What is required: Return a copy of each line that holds the string "JSON".

• • •

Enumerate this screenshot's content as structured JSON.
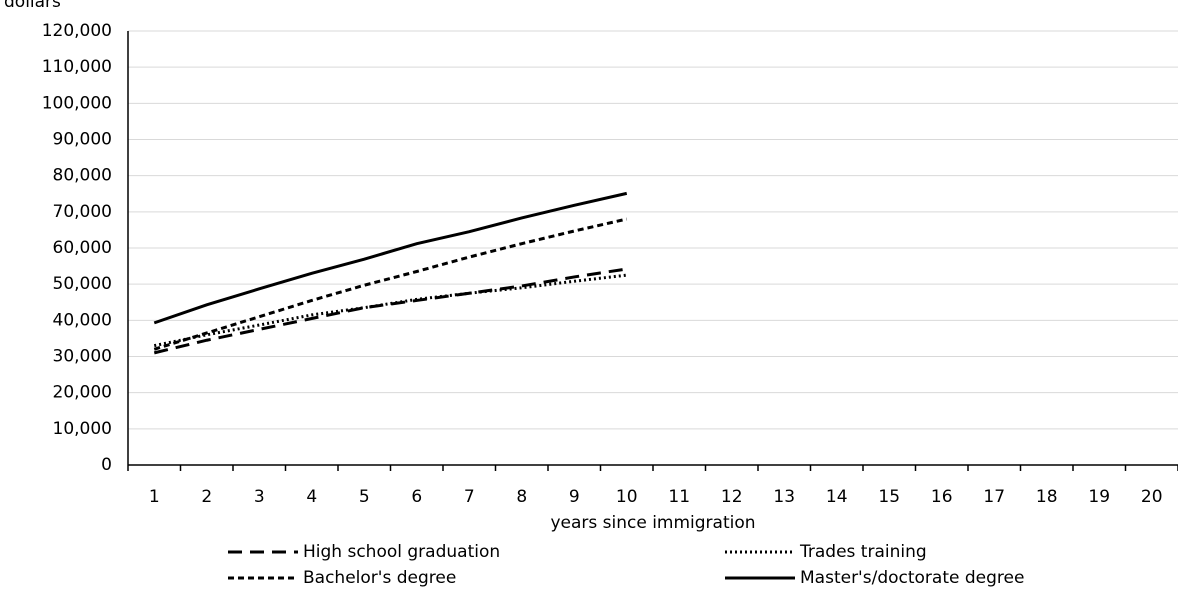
{
  "chart_data": {
    "type": "line",
    "y_label": "dollars",
    "x_label": "years since immigration",
    "categories": [
      "1",
      "2",
      "3",
      "4",
      "5",
      "6",
      "7",
      "8",
      "9",
      "10",
      "11",
      "12",
      "13",
      "14",
      "15",
      "16",
      "17",
      "18",
      "19",
      "20"
    ],
    "series": [
      {
        "name": "High school graduation",
        "color": "#000000",
        "dash": "14,8",
        "values": [
          31000,
          34500,
          37500,
          40500,
          43500,
          45500,
          47500,
          49500,
          52000,
          54200,
          null,
          null,
          null,
          null,
          null,
          null,
          null,
          null,
          null,
          null
        ]
      },
      {
        "name": "Trades training",
        "color": "#000000",
        "dash": "2,3",
        "values": [
          33000,
          36000,
          38700,
          41500,
          43500,
          45800,
          47500,
          49000,
          50800,
          52500,
          null,
          null,
          null,
          null,
          null,
          null,
          null,
          null,
          null,
          null
        ]
      },
      {
        "name": "Bachelor's degree",
        "color": "#000000",
        "dash": "6,4",
        "values": [
          32000,
          36500,
          41000,
          45500,
          49700,
          53500,
          57500,
          61200,
          64700,
          68000,
          null,
          null,
          null,
          null,
          null,
          null,
          null,
          null,
          null,
          null
        ]
      },
      {
        "name": "Master's/doctorate degree",
        "color": "#000000",
        "dash": "none",
        "values": [
          39300,
          44300,
          48700,
          53000,
          56900,
          61200,
          64500,
          68300,
          71800,
          75100,
          null,
          null,
          null,
          null,
          null,
          null,
          null,
          null,
          null,
          null
        ]
      }
    ],
    "ylim": [
      0,
      120000
    ],
    "yticks": [
      0,
      {
        "value": 10000,
        "label": "10,000"
      },
      {
        "value": 20000,
        "label": "20,000"
      },
      {
        "value": 30000,
        "label": "30,000"
      },
      {
        "value": 40000,
        "label": "40,000"
      },
      {
        "value": 50000,
        "label": "50,000"
      },
      {
        "value": 60000,
        "label": "60,000"
      },
      {
        "value": 70000,
        "label": "70,000"
      },
      {
        "value": 80000,
        "label": "80,000"
      },
      {
        "value": 90000,
        "label": "90,000"
      },
      {
        "value": 100000,
        "label": "100,000"
      },
      {
        "value": 110000,
        "label": "110,000"
      },
      {
        "value": 120000,
        "label": "120,000"
      }
    ],
    "grid": true,
    "legend": "bottom"
  }
}
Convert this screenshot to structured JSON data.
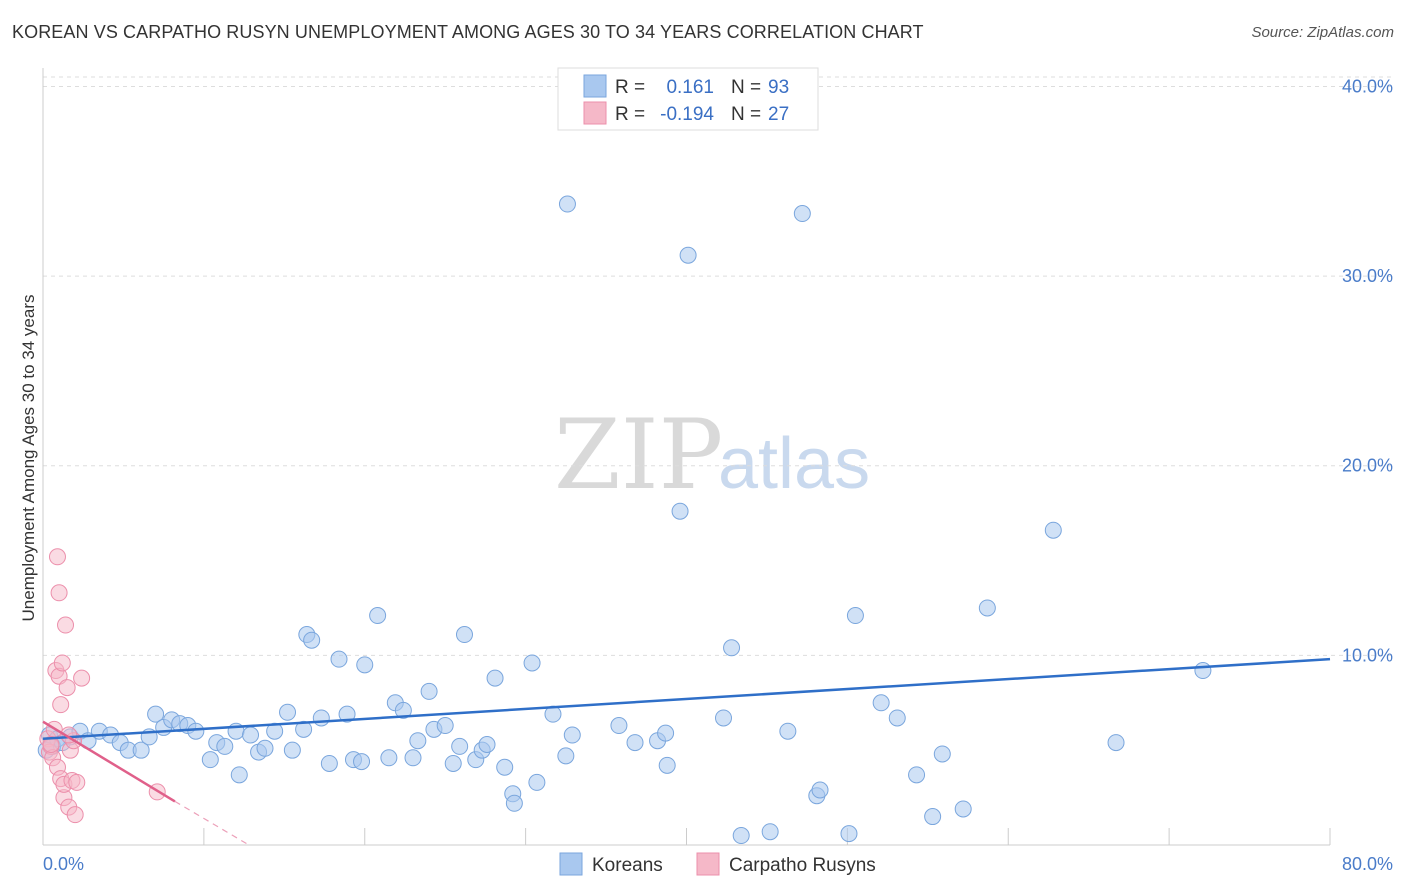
{
  "header": {
    "title": "KOREAN VS CARPATHO RUSYN UNEMPLOYMENT AMONG AGES 30 TO 34 YEARS CORRELATION CHART",
    "source": "Source: ZipAtlas.com"
  },
  "watermark": {
    "zip": "ZIP",
    "atlas": "atlas"
  },
  "colors": {
    "korean_fill": "#a9c8ef",
    "korean_stroke": "#7aa6dd",
    "korean_line": "#2f6fc8",
    "rusyn_fill": "#f5b8c8",
    "rusyn_stroke": "#ec8fab",
    "rusyn_line": "#e0608a",
    "tick_text": "#4a7cc9",
    "grid": "#dddddd"
  },
  "legend_top": {
    "rows": [
      {
        "r_label": "R =",
        "r_value": "0.161",
        "n_label": "N =",
        "n_value": "93"
      },
      {
        "r_label": "R =",
        "r_value": "-0.194",
        "n_label": "N =",
        "n_value": "27"
      }
    ]
  },
  "legend_bottom": {
    "items": [
      "Koreans",
      "Carpatho Rusyns"
    ]
  },
  "chart_data": {
    "type": "scatter",
    "title": "KOREAN VS CARPATHO RUSYN UNEMPLOYMENT AMONG AGES 30 TO 34 YEARS CORRELATION CHART",
    "xlabel": "",
    "ylabel": "Unemployment Among Ages 30 to 34 years",
    "xlim": [
      0,
      80
    ],
    "ylim": [
      0,
      40.5
    ],
    "x_tick_labels": [
      "0.0%",
      "80.0%"
    ],
    "y_ticks": [
      10,
      20,
      30,
      40
    ],
    "y_tick_labels": [
      "10.0%",
      "20.0%",
      "30.0%",
      "40.0%"
    ],
    "grid": true,
    "legend_position": "top-center",
    "series": [
      {
        "name": "Koreans",
        "R": 0.161,
        "N": 93,
        "trend": {
          "x0": 0,
          "y0": 5.6,
          "x1": 80,
          "y1": 9.8
        },
        "points": [
          [
            0.4,
            5.8
          ],
          [
            0.6,
            5.2
          ],
          [
            0.9,
            5.6
          ],
          [
            1.2,
            5.4
          ],
          [
            1.7,
            5.7
          ],
          [
            2.3,
            6.0
          ],
          [
            2.8,
            5.5
          ],
          [
            3.5,
            6.0
          ],
          [
            4.2,
            5.8
          ],
          [
            4.8,
            5.4
          ],
          [
            5.3,
            5.0
          ],
          [
            6.1,
            5.0
          ],
          [
            6.6,
            5.7
          ],
          [
            7.0,
            6.9
          ],
          [
            7.5,
            6.2
          ],
          [
            8.0,
            6.6
          ],
          [
            8.5,
            6.4
          ],
          [
            9.0,
            6.3
          ],
          [
            9.5,
            6.0
          ],
          [
            10.4,
            4.5
          ],
          [
            10.8,
            5.4
          ],
          [
            11.3,
            5.2
          ],
          [
            12.0,
            6.0
          ],
          [
            12.2,
            3.7
          ],
          [
            12.9,
            5.8
          ],
          [
            13.4,
            4.9
          ],
          [
            13.8,
            5.1
          ],
          [
            14.4,
            6.0
          ],
          [
            15.2,
            7.0
          ],
          [
            15.5,
            5.0
          ],
          [
            16.2,
            6.1
          ],
          [
            16.4,
            11.1
          ],
          [
            16.7,
            10.8
          ],
          [
            17.3,
            6.7
          ],
          [
            17.8,
            4.3
          ],
          [
            18.4,
            9.8
          ],
          [
            18.9,
            6.9
          ],
          [
            19.3,
            4.5
          ],
          [
            19.8,
            4.4
          ],
          [
            20.0,
            9.5
          ],
          [
            20.8,
            12.1
          ],
          [
            21.5,
            4.6
          ],
          [
            21.9,
            7.5
          ],
          [
            22.4,
            7.1
          ],
          [
            23.0,
            4.6
          ],
          [
            23.3,
            5.5
          ],
          [
            24.0,
            8.1
          ],
          [
            24.3,
            6.1
          ],
          [
            25.0,
            6.3
          ],
          [
            25.5,
            4.3
          ],
          [
            25.9,
            5.2
          ],
          [
            26.2,
            11.1
          ],
          [
            26.9,
            4.5
          ],
          [
            27.3,
            5.0
          ],
          [
            27.6,
            5.3
          ],
          [
            28.1,
            8.8
          ],
          [
            28.7,
            4.1
          ],
          [
            29.2,
            2.7
          ],
          [
            29.3,
            2.2
          ],
          [
            30.4,
            9.6
          ],
          [
            30.7,
            3.3
          ],
          [
            31.7,
            6.9
          ],
          [
            32.5,
            4.7
          ],
          [
            32.6,
            33.8
          ],
          [
            32.9,
            5.8
          ],
          [
            35.8,
            6.3
          ],
          [
            36.8,
            5.4
          ],
          [
            38.2,
            5.5
          ],
          [
            38.7,
            5.9
          ],
          [
            38.8,
            4.2
          ],
          [
            39.6,
            17.6
          ],
          [
            40.1,
            31.1
          ],
          [
            42.3,
            6.7
          ],
          [
            42.8,
            10.4
          ],
          [
            43.4,
            0.5
          ],
          [
            45.2,
            0.7
          ],
          [
            46.3,
            6.0
          ],
          [
            47.2,
            33.3
          ],
          [
            48.1,
            2.6
          ],
          [
            48.3,
            2.9
          ],
          [
            50.1,
            0.6
          ],
          [
            50.5,
            12.1
          ],
          [
            52.1,
            7.5
          ],
          [
            53.1,
            6.7
          ],
          [
            54.3,
            3.7
          ],
          [
            55.3,
            1.5
          ],
          [
            55.9,
            4.8
          ],
          [
            57.2,
            1.9
          ],
          [
            58.7,
            12.5
          ],
          [
            62.8,
            16.6
          ],
          [
            66.7,
            5.4
          ],
          [
            72.1,
            9.2
          ],
          [
            0.2,
            5.0
          ]
        ]
      },
      {
        "name": "Carpatho Rusyns",
        "R": -0.194,
        "N": 27,
        "trend": {
          "x0": 0,
          "y0": 6.5,
          "x1": 8.2,
          "y1": 2.3
        },
        "trend_extension": {
          "x0": 8.2,
          "y0": 2.3,
          "x1": 12.8,
          "y1": 0
        },
        "points": [
          [
            0.3,
            5.6
          ],
          [
            0.4,
            4.9
          ],
          [
            0.5,
            5.2
          ],
          [
            0.6,
            4.6
          ],
          [
            0.7,
            6.1
          ],
          [
            0.8,
            9.2
          ],
          [
            0.9,
            4.1
          ],
          [
            0.9,
            15.2
          ],
          [
            1.0,
            13.3
          ],
          [
            1.0,
            8.9
          ],
          [
            1.1,
            7.4
          ],
          [
            1.2,
            9.6
          ],
          [
            1.1,
            3.5
          ],
          [
            1.3,
            2.5
          ],
          [
            1.4,
            11.6
          ],
          [
            1.5,
            8.3
          ],
          [
            1.3,
            3.2
          ],
          [
            1.6,
            2.0
          ],
          [
            1.7,
            5.0
          ],
          [
            1.8,
            3.4
          ],
          [
            1.9,
            5.5
          ],
          [
            2.0,
            1.6
          ],
          [
            2.1,
            3.3
          ],
          [
            1.6,
            5.8
          ],
          [
            2.4,
            8.8
          ],
          [
            0.5,
            5.3
          ],
          [
            7.1,
            2.8
          ]
        ]
      }
    ]
  }
}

• • •

Task response:
Enumerate this screenshot's content as structured JSON.
Convert this screenshot to structured JSON data.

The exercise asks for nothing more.